>> start Data provided

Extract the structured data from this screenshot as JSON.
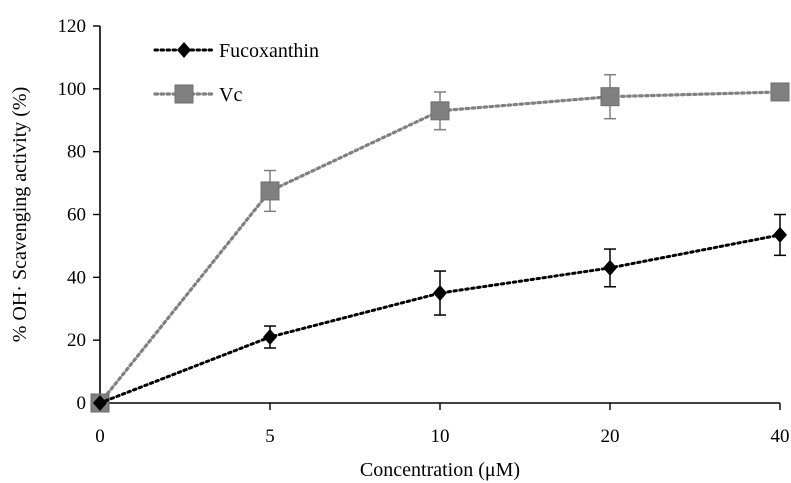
{
  "chart_data": {
    "type": "line",
    "categories": [
      "0",
      "5",
      "10",
      "20",
      "40"
    ],
    "xlabel": "Concentration (μM)",
    "ylabel": "% OH· Scavenging activity (%)",
    "ylim": [
      0,
      120
    ],
    "yticks": [
      "0",
      "20",
      "40",
      "60",
      "80",
      "100",
      "120"
    ],
    "grid": false,
    "legend_position": "top-left",
    "series": [
      {
        "name": "Fucoxanthin",
        "values": [
          0,
          21,
          35,
          43,
          53.5
        ],
        "errors": [
          0,
          3.5,
          7,
          6,
          6.5
        ],
        "marker": "diamond",
        "color": "#000000"
      },
      {
        "name": "Vc",
        "values": [
          0,
          67.5,
          93,
          97.5,
          99
        ],
        "errors": [
          0,
          6.5,
          6,
          7,
          2.5
        ],
        "marker": "square",
        "color": "#808080"
      }
    ]
  }
}
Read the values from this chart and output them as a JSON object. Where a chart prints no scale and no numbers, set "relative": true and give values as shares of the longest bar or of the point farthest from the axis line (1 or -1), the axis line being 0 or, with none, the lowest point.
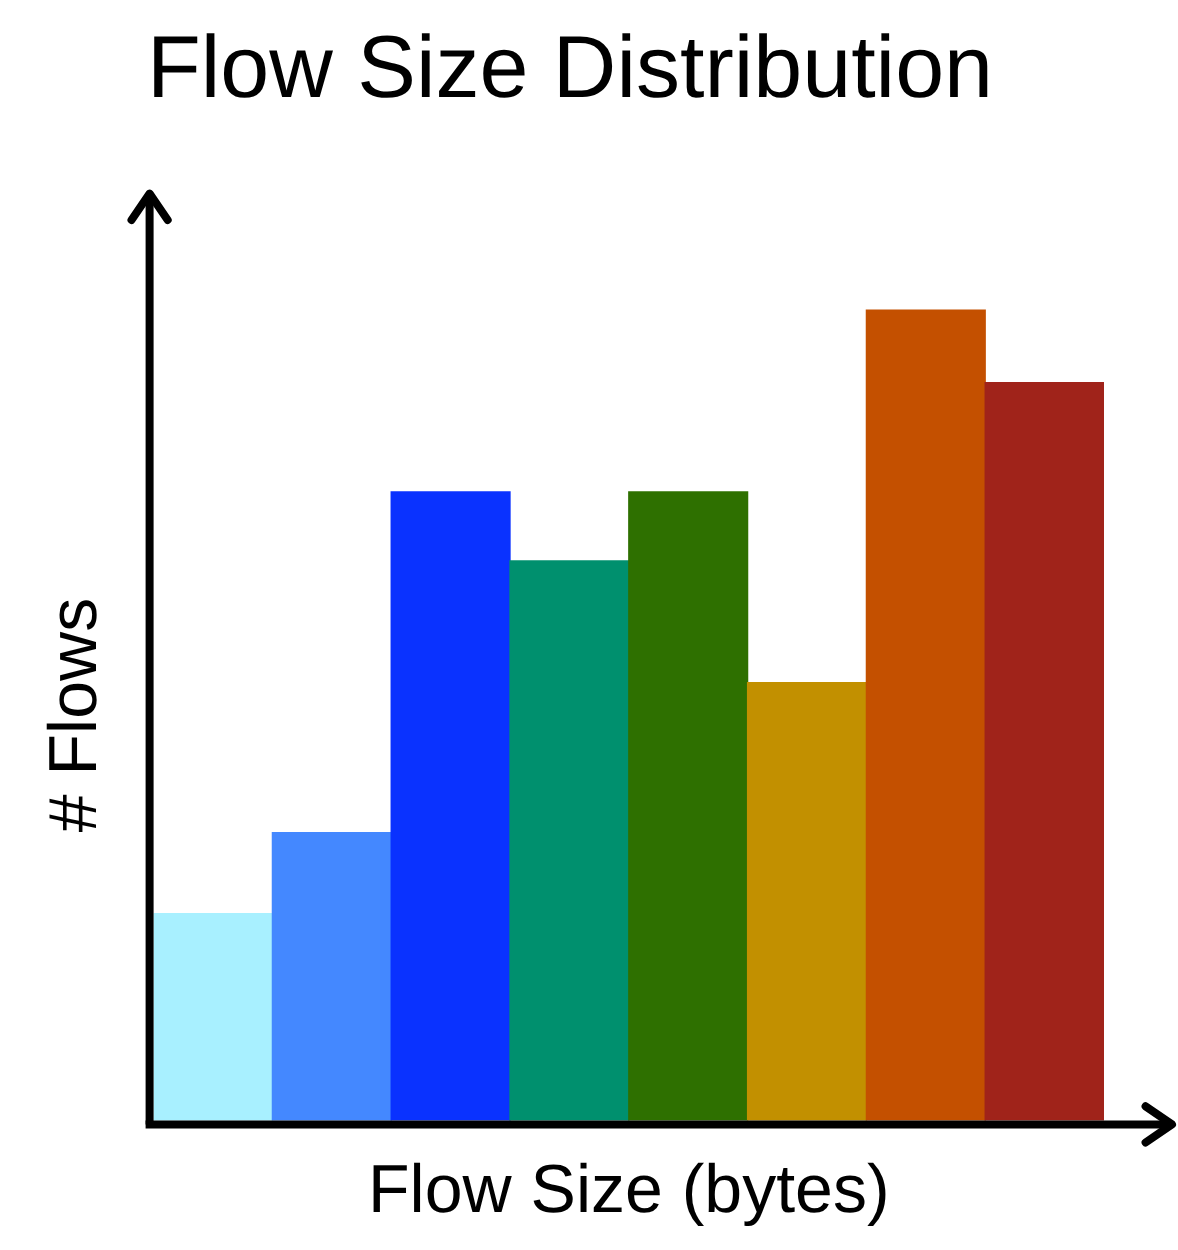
{
  "chart_data": {
    "type": "bar",
    "title": "Flow Size Distribution",
    "xlabel": "Flow Size (bytes)",
    "ylabel": "# Flows",
    "relative": true,
    "grid": false,
    "legend": false,
    "categories": [
      null,
      null,
      null,
      null,
      null,
      null,
      null,
      null
    ],
    "values": [
      0.255,
      0.355,
      0.775,
      0.69,
      0.775,
      0.54,
      1,
      0.91
    ],
    "colors": [
      "#a8f0ff",
      "#4488ff",
      "#0a32ff",
      "#00906e",
      "#2e7000",
      "#c29000",
      "#c45000",
      "#a0231a"
    ]
  }
}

>> end Data provided

#### Goal
All of the entries need to be transcribed word for word; pictures are left out.

#### Worked solution
Extract the structured data from this screenshot as JSON.
{
  "chart_data": {
    "type": "line",
    "categories": [
      "0",
      "5",
      "10",
      "20",
      "40"
    ],
    "xlabel": "Concentration (μM)",
    "ylabel": "% OH· Scavenging activity (%)",
    "ylim": [
      0,
      120
    ],
    "yticks": [
      "0",
      "20",
      "40",
      "60",
      "80",
      "100",
      "120"
    ],
    "grid": false,
    "legend_position": "top-left",
    "series": [
      {
        "name": "Fucoxanthin",
        "values": [
          0,
          21,
          35,
          43,
          53.5
        ],
        "errors": [
          0,
          3.5,
          7,
          6,
          6.5
        ],
        "marker": "diamond",
        "color": "#000000"
      },
      {
        "name": "Vc",
        "values": [
          0,
          67.5,
          93,
          97.5,
          99
        ],
        "errors": [
          0,
          6.5,
          6,
          7,
          2.5
        ],
        "marker": "square",
        "color": "#808080"
      }
    ]
  }
}
Read the values from this chart and output them as a JSON object. Where a chart prints no scale and no numbers, set "relative": true and give values as shares of the longest bar or of the point farthest from the axis line (1 or -1), the axis line being 0 or, with none, the lowest point.
{
  "chart_data": {
    "type": "bar",
    "title": "Flow Size Distribution",
    "xlabel": "Flow Size (bytes)",
    "ylabel": "# Flows",
    "relative": true,
    "grid": false,
    "legend": false,
    "categories": [
      null,
      null,
      null,
      null,
      null,
      null,
      null,
      null
    ],
    "values": [
      0.255,
      0.355,
      0.775,
      0.69,
      0.775,
      0.54,
      1,
      0.91
    ],
    "colors": [
      "#a8f0ff",
      "#4488ff",
      "#0a32ff",
      "#00906e",
      "#2e7000",
      "#c29000",
      "#c45000",
      "#a0231a"
    ]
  }
}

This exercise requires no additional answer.